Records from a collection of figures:
★ ★ ★ ★
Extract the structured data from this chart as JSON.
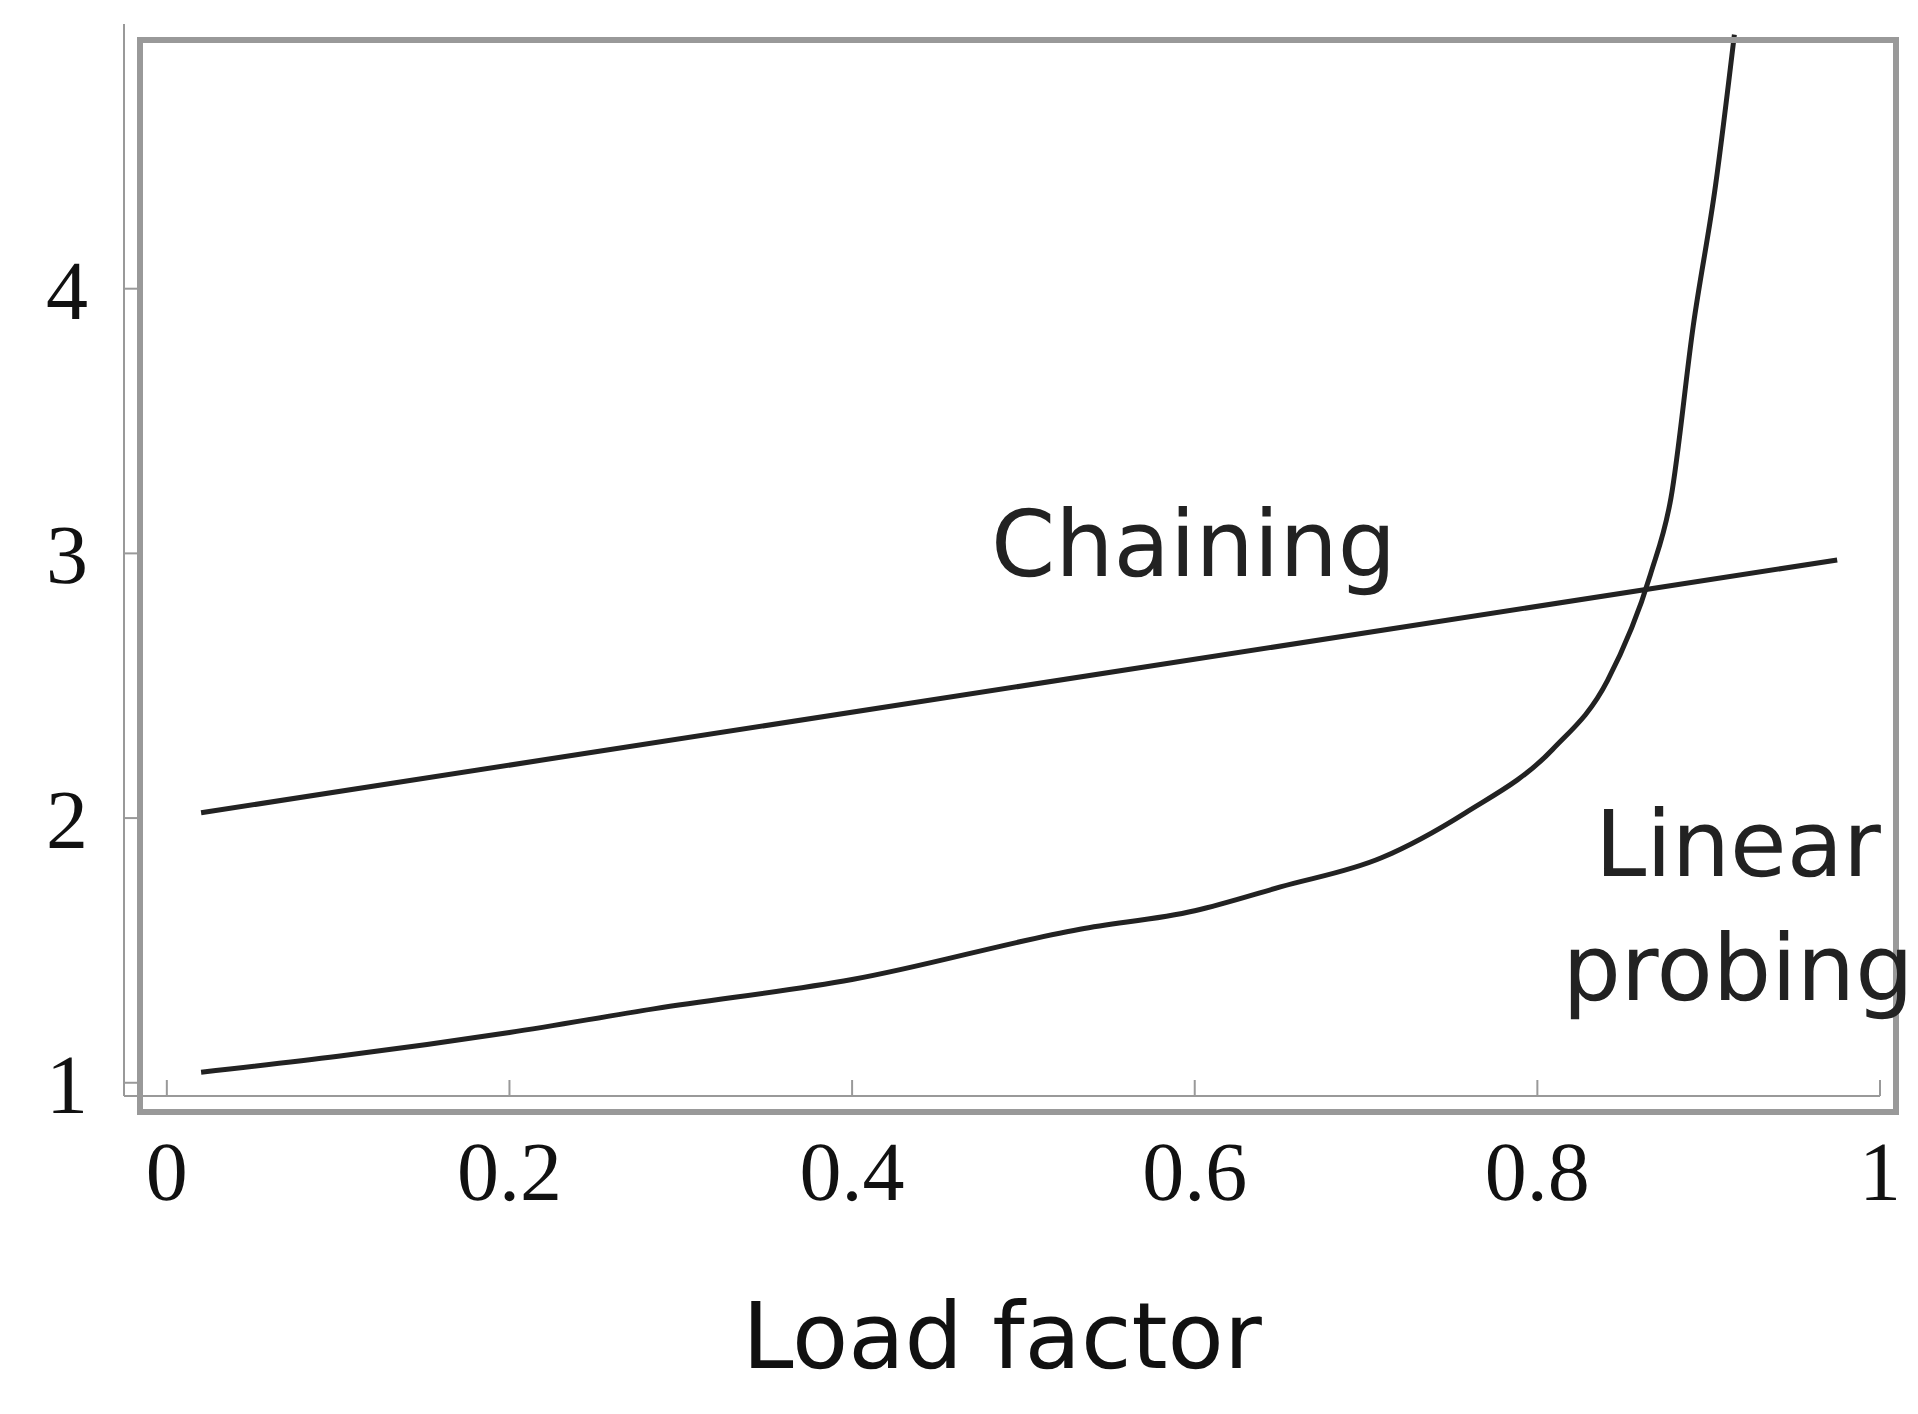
{
  "chart_data": {
    "type": "line",
    "xlabel": "Load factor",
    "xlim": [
      -0.025,
      1.0
    ],
    "xticks": [
      0,
      0.2,
      0.4,
      0.6,
      0.8,
      1
    ],
    "ylim": [
      0.95,
      5
    ],
    "yticks": [
      1,
      2,
      3,
      4
    ],
    "marker": "none",
    "line_style": "solid",
    "series": [
      {
        "name": "Chaining",
        "color": "#222222",
        "x": [
          0.02,
          0.975
        ],
        "values": [
          2.02,
          2.975
        ]
      },
      {
        "name": "Linear probing",
        "color": "#222222",
        "x": [
          0.02,
          0.1,
          0.2,
          0.285,
          0.4,
          0.533,
          0.6,
          0.65,
          0.709,
          0.758,
          0.809,
          0.841,
          0.866,
          0.878,
          0.891,
          0.904,
          0.915
        ],
        "values": [
          1.04,
          1.1,
          1.19,
          1.28,
          1.39,
          1.58,
          1.65,
          1.74,
          1.85,
          2.02,
          2.26,
          2.52,
          2.92,
          3.21,
          3.86,
          4.39,
          4.96
        ]
      }
    ]
  }
}
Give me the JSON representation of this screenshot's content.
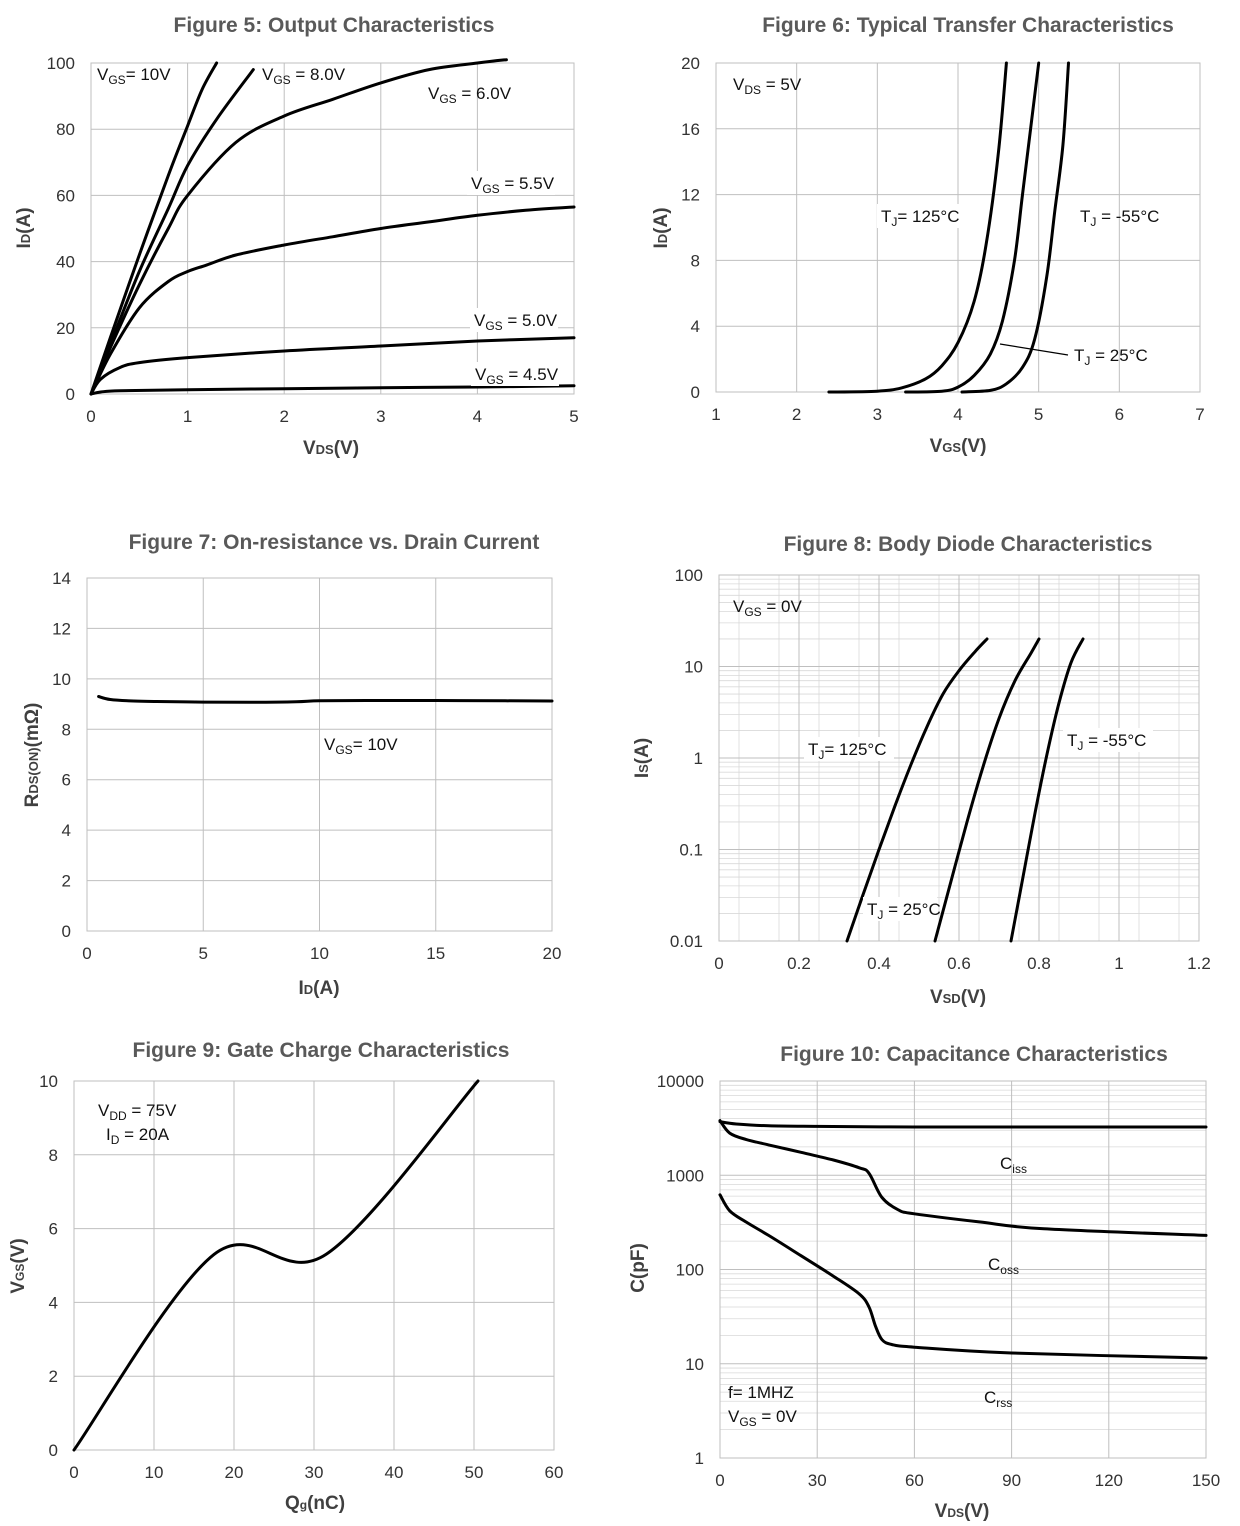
★ ★ ★ ★
▶ WRITTEN PROBLEM: Output every entry exactly as given; pictures are not part of the copy.

▶ COMPLETE ANSWER:
Extract the structured data from this chart as JSON.
{
  "chart_data": {
    "type": "line",
    "xlabel": "Load factor",
    "xlim": [
      -0.025,
      1.0
    ],
    "xticks": [
      0,
      0.2,
      0.4,
      0.6,
      0.8,
      1
    ],
    "ylim": [
      0.95,
      5
    ],
    "yticks": [
      1,
      2,
      3,
      4
    ],
    "marker": "none",
    "line_style": "solid",
    "series": [
      {
        "name": "Chaining",
        "color": "#222222",
        "x": [
          0.02,
          0.975
        ],
        "values": [
          2.02,
          2.975
        ]
      },
      {
        "name": "Linear probing",
        "color": "#222222",
        "x": [
          0.02,
          0.1,
          0.2,
          0.285,
          0.4,
          0.533,
          0.6,
          0.65,
          0.709,
          0.758,
          0.809,
          0.841,
          0.866,
          0.878,
          0.891,
          0.904,
          0.915
        ],
        "values": [
          1.04,
          1.1,
          1.19,
          1.28,
          1.39,
          1.58,
          1.65,
          1.74,
          1.85,
          2.02,
          2.26,
          2.52,
          2.92,
          3.21,
          3.86,
          4.39,
          4.96
        ]
      }
    ]
  }
}
Give me the JSON representation of this screenshot's content.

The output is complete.